__ROWS__
☆ ☆ ☆ ☆ ☆

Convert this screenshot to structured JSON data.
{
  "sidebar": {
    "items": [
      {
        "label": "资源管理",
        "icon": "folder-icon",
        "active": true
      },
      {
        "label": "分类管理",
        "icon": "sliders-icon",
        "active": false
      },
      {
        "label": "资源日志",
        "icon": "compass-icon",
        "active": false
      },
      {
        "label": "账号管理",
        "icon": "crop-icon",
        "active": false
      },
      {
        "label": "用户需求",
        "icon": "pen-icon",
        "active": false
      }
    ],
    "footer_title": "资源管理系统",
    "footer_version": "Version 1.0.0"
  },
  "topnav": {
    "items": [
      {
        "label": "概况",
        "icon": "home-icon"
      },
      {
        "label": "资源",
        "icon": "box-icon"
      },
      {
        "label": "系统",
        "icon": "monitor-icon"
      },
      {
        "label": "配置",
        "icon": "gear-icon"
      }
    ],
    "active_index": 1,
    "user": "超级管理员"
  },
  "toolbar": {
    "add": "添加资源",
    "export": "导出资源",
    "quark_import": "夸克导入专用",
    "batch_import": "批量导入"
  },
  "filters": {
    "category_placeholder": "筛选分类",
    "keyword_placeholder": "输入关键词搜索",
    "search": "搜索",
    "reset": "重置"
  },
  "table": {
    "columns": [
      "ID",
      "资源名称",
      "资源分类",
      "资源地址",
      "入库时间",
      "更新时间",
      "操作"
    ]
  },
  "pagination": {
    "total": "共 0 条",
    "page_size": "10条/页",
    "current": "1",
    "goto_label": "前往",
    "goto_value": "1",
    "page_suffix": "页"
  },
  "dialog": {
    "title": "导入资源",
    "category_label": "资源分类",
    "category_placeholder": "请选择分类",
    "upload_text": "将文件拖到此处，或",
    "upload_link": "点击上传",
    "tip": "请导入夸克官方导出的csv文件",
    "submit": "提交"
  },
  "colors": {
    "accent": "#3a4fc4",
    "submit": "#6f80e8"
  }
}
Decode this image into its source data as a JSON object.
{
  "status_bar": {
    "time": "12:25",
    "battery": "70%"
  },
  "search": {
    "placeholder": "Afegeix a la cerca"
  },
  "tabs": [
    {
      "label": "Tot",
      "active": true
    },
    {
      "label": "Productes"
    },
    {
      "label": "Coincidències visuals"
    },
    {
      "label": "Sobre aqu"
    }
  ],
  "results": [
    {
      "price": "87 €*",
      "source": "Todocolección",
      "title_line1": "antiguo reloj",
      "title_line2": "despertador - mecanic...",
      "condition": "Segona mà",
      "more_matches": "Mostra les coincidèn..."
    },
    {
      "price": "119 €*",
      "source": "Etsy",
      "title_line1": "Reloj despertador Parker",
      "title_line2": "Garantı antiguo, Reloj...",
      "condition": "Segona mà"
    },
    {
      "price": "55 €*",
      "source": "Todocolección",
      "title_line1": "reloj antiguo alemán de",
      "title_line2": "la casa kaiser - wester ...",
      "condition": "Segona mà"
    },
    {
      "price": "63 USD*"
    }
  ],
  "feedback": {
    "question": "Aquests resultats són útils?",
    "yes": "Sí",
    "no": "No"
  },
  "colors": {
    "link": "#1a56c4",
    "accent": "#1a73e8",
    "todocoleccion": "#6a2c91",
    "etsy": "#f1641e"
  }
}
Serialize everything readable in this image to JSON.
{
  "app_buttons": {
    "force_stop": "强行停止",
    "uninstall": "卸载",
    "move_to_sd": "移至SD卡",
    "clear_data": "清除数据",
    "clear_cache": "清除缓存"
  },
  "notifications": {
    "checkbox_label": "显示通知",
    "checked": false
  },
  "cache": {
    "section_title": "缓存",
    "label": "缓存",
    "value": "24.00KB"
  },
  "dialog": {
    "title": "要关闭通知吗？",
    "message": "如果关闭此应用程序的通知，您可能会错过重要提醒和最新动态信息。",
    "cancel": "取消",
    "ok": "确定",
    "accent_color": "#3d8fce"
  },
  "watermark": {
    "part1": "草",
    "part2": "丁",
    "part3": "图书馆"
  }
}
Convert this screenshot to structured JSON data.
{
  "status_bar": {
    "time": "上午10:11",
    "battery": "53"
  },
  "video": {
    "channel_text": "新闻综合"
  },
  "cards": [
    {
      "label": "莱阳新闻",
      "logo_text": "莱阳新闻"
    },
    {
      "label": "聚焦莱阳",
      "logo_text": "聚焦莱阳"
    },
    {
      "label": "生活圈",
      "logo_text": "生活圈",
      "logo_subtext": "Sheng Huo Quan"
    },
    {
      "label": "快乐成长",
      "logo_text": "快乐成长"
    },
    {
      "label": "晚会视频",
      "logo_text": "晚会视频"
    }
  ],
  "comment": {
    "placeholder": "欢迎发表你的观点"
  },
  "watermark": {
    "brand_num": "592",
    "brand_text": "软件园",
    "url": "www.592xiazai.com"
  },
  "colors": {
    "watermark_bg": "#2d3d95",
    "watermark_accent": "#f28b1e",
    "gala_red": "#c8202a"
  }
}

☆ ☆ ☆ ☆ ☆

__DESCRIPTION OF THE TASK__
Retype the records above exactly.

__OUTPUT OF THE TASK__
Convert this screenshot to structured JSON data.
{
  "sidebar": {
    "items": [
      {
        "label": "资源管理",
        "icon": "folder-icon",
        "active": true
      },
      {
        "label": "分类管理",
        "icon": "sliders-icon",
        "active": false
      },
      {
        "label": "资源日志",
        "icon": "compass-icon",
        "active": false
      },
      {
        "label": "账号管理",
        "icon": "crop-icon",
        "active": false
      },
      {
        "label": "用户需求",
        "icon": "pen-icon",
        "active": false
      }
    ],
    "footer_title": "资源管理系统",
    "footer_version": "Version 1.0.0"
  },
  "topnav": {
    "items": [
      {
        "label": "概况",
        "icon": "home-icon"
      },
      {
        "label": "资源",
        "icon": "box-icon"
      },
      {
        "label": "系统",
        "icon": "monitor-icon"
      },
      {
        "label": "配置",
        "icon": "gear-icon"
      }
    ],
    "active_index": 1,
    "user": "超级管理员"
  },
  "toolbar": {
    "add": "添加资源",
    "export": "导出资源",
    "quark_import": "夸克导入专用",
    "batch_import": "批量导入"
  },
  "filters": {
    "category_placeholder": "筛选分类",
    "keyword_placeholder": "输入关键词搜索",
    "search": "搜索",
    "reset": "重置"
  },
  "table": {
    "columns": [
      "ID",
      "资源名称",
      "资源分类",
      "资源地址",
      "入库时间",
      "更新时间",
      "操作"
    ]
  },
  "pagination": {
    "total": "共 0 条",
    "page_size": "10条/页",
    "current": "1",
    "goto_label": "前往",
    "goto_value": "1",
    "page_suffix": "页"
  },
  "dialog": {
    "title": "导入资源",
    "category_label": "资源分类",
    "category_placeholder": "请选择分类",
    "upload_text": "将文件拖到此处，或",
    "upload_link": "点击上传",
    "tip": "请导入夸克官方导出的csv文件",
    "submit": "提交"
  },
  "colors": {
    "accent": "#3a4fc4",
    "submit": "#6f80e8"
  }
}
Decode this image into its source data as a JSON object.
{
  "status_bar": {
    "time": "12:25",
    "battery": "70%"
  },
  "search": {
    "placeholder": "Afegeix a la cerca"
  },
  "tabs": [
    {
      "label": "Tot",
      "active": true
    },
    {
      "label": "Productes"
    },
    {
      "label": "Coincidències visuals"
    },
    {
      "label": "Sobre aqu"
    }
  ],
  "results": [
    {
      "price": "87 €*",
      "source": "Todocolección",
      "title_line1": "antiguo reloj",
      "title_line2": "despertador - mecanic...",
      "condition": "Segona mà",
      "more_matches": "Mostra les coincidèn..."
    },
    {
      "price": "119 €*",
      "source": "Etsy",
      "title_line1": "Reloj despertador Parker",
      "title_line2": "Garantı antiguo, Reloj...",
      "condition": "Segona mà"
    },
    {
      "price": "55 €*",
      "source": "Todocolección",
      "title_line1": "reloj antiguo alemán de",
      "title_line2": "la casa kaiser - wester ...",
      "condition": "Segona mà"
    },
    {
      "price": "63 USD*"
    }
  ],
  "feedback": {
    "question": "Aquests resultats són útils?",
    "yes": "Sí",
    "no": "No"
  },
  "colors": {
    "link": "#1a56c4",
    "accent": "#1a73e8",
    "todocoleccion": "#6a2c91",
    "etsy": "#f1641e"
  }
}
Serialize everything readable in this image to JSON.
{
  "app_buttons": {
    "force_stop": "强行停止",
    "uninstall": "卸载",
    "move_to_sd": "移至SD卡",
    "clear_data": "清除数据",
    "clear_cache": "清除缓存"
  },
  "notifications": {
    "checkbox_label": "显示通知",
    "checked": false
  },
  "cache": {
    "section_title": "缓存",
    "label": "缓存",
    "value": "24.00KB"
  },
  "dialog": {
    "title": "要关闭通知吗？",
    "message": "如果关闭此应用程序的通知，您可能会错过重要提醒和最新动态信息。",
    "cancel": "取消",
    "ok": "确定",
    "accent_color": "#3d8fce"
  },
  "watermark": {
    "part1": "草",
    "part2": "丁",
    "part3": "图书馆"
  }
}
Convert this screenshot to structured JSON data.
{
  "status_bar": {
    "time": "上午10:11",
    "battery": "53"
  },
  "video": {
    "channel_text": "新闻综合"
  },
  "cards": [
    {
      "label": "莱阳新闻",
      "logo_text": "莱阳新闻"
    },
    {
      "label": "聚焦莱阳",
      "logo_text": "聚焦莱阳"
    },
    {
      "label": "生活圈",
      "logo_text": "生活圈",
      "logo_subtext": "Sheng Huo Quan"
    },
    {
      "label": "快乐成长",
      "logo_text": "快乐成长"
    },
    {
      "label": "晚会视频",
      "logo_text": "晚会视频"
    }
  ],
  "comment": {
    "placeholder": "欢迎发表你的观点"
  },
  "watermark": {
    "brand_num": "592",
    "brand_text": "软件园",
    "url": "www.592xiazai.com"
  },
  "colors": {
    "watermark_bg": "#2d3d95",
    "watermark_accent": "#f28b1e",
    "gala_red": "#c8202a"
  }
}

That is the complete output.